Given task
Extract every line of the listing below and reproduce each one verbatim, leaving the picture out of your answer.

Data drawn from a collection

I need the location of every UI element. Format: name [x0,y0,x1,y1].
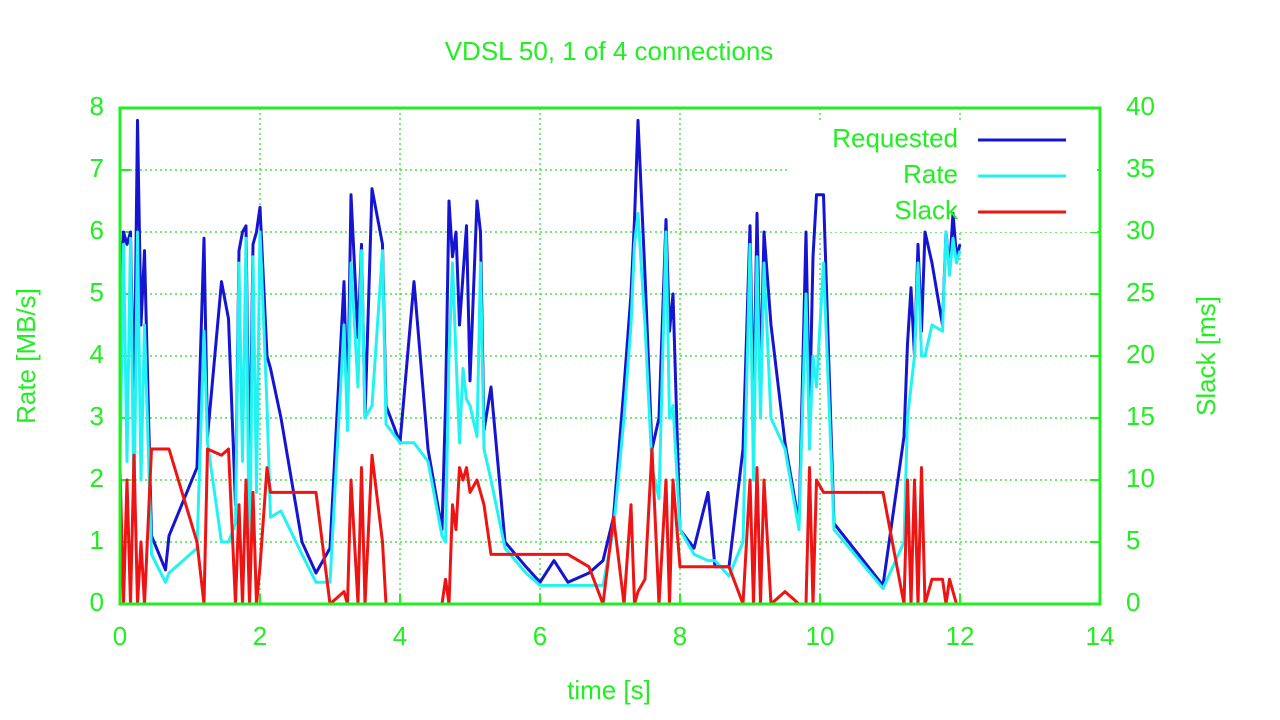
y-tick-label: 1 [90,525,104,555]
plot-border [118,106,1102,606]
x-tick-label: 14 [1086,621,1115,651]
series-line [118,118,962,587]
y2-tick-label: 35 [1126,153,1155,183]
x-tick-label: 4 [393,621,407,651]
chart-title: VDSL 50, 1 of 4 connections [445,36,774,66]
y-tick-label: 2 [90,463,104,493]
y-tick-label: 8 [90,91,104,121]
y-tick-label: 0 [90,587,104,617]
x-tick-label: 6 [533,621,547,651]
series-line [118,211,962,600]
y-axis-label: Rate [MB/s] [11,288,41,424]
y2-tick-label: 30 [1126,215,1155,245]
y-tick-label: 4 [90,339,104,369]
x-tick-label: 12 [946,621,975,651]
y2-tick-label: 10 [1126,463,1155,493]
y-tick-label: 7 [90,153,104,183]
y2-tick-label: 40 [1126,91,1155,121]
legend-label: Slack [894,195,959,225]
y2-tick-label: 0 [1126,587,1140,617]
legend-label: Requested [832,123,958,153]
y2-tick-label: 15 [1126,401,1155,431]
legend-label: Rate [903,159,958,189]
y2-tick-label: 25 [1126,277,1155,307]
y-tick-label: 5 [90,277,104,307]
y-tick-label: 6 [90,215,104,245]
series-line [118,447,960,606]
y-tick-label: 3 [90,401,104,431]
x-axis-label: time [s] [567,675,651,705]
x-tick-label: 0 [113,621,127,651]
x-tick-label: 2 [253,621,267,651]
y2-tick-label: 20 [1126,339,1155,369]
x-tick-label: 8 [673,621,687,651]
y2-axis-label: Slack [ms] [1191,296,1221,416]
y2-tick-label: 5 [1126,525,1140,555]
x-tick-label: 10 [806,621,835,651]
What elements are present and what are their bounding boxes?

Reply to the task
I need the location of every UI element. Format: name [x0,y0,x1,y1].
y-tick-label: 1 [90,525,104,555]
plot-border [118,106,1102,606]
x-tick-label: 14 [1086,621,1115,651]
series-line [118,118,962,587]
y2-tick-label: 35 [1126,153,1155,183]
x-tick-label: 4 [393,621,407,651]
chart-title: VDSL 50, 1 of 4 connections [445,36,774,66]
y-tick-label: 2 [90,463,104,493]
y-tick-label: 8 [90,91,104,121]
y-tick-label: 0 [90,587,104,617]
x-tick-label: 6 [533,621,547,651]
series-line [118,211,962,600]
y-axis-label: Rate [MB/s] [11,288,41,424]
y2-tick-label: 30 [1126,215,1155,245]
y-tick-label: 4 [90,339,104,369]
x-tick-label: 12 [946,621,975,651]
y2-tick-label: 10 [1126,463,1155,493]
y-tick-label: 7 [90,153,104,183]
y2-tick-label: 40 [1126,91,1155,121]
legend-label: Slack [894,195,959,225]
y2-tick-label: 0 [1126,587,1140,617]
legend-label: Requested [832,123,958,153]
y2-tick-label: 15 [1126,401,1155,431]
legend-label: Rate [903,159,958,189]
y2-tick-label: 25 [1126,277,1155,307]
y-tick-label: 5 [90,277,104,307]
y-tick-label: 6 [90,215,104,245]
series-line [118,447,960,606]
y-tick-label: 3 [90,401,104,431]
x-axis-label: time [s] [567,675,651,705]
x-tick-label: 0 [113,621,127,651]
x-tick-label: 2 [253,621,267,651]
y2-tick-label: 20 [1126,339,1155,369]
x-tick-label: 8 [673,621,687,651]
y2-axis-label: Slack [ms] [1191,296,1221,416]
y2-tick-label: 5 [1126,525,1140,555]
x-tick-label: 10 [806,621,835,651]
What elements are present and what are their bounding boxes?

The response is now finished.